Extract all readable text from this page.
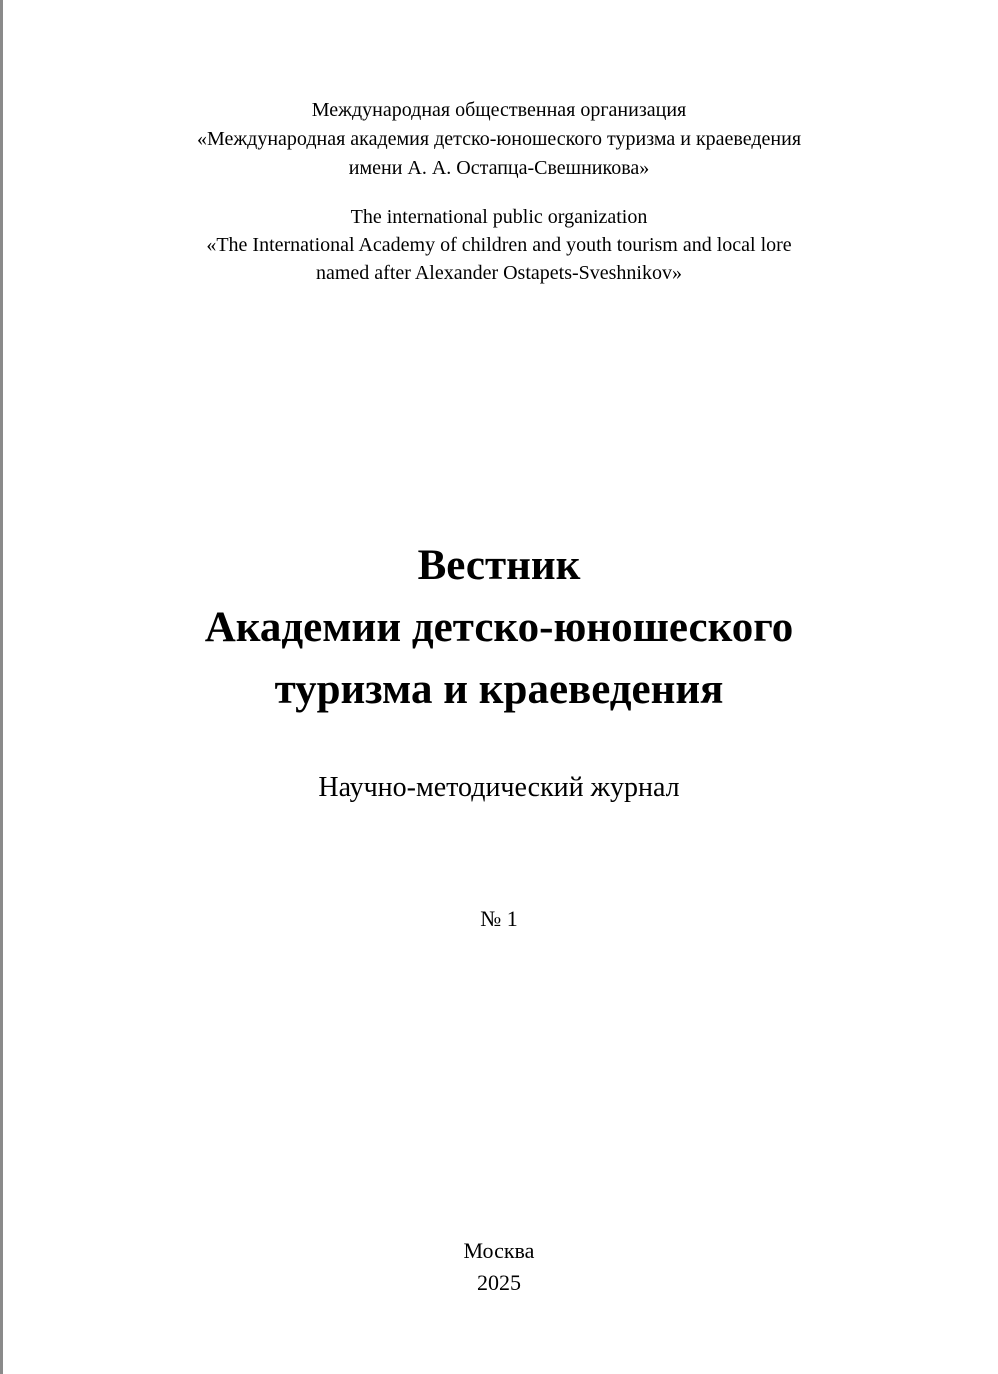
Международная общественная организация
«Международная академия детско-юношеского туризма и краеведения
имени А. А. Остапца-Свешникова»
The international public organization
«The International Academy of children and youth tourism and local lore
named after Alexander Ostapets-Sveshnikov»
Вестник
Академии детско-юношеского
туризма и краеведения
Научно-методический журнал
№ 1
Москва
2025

* _TASK STATEMENT_: Work through the records line by line and tally those with the word "краеведения". Report only the total.

* _FULL SOLUTION_: 2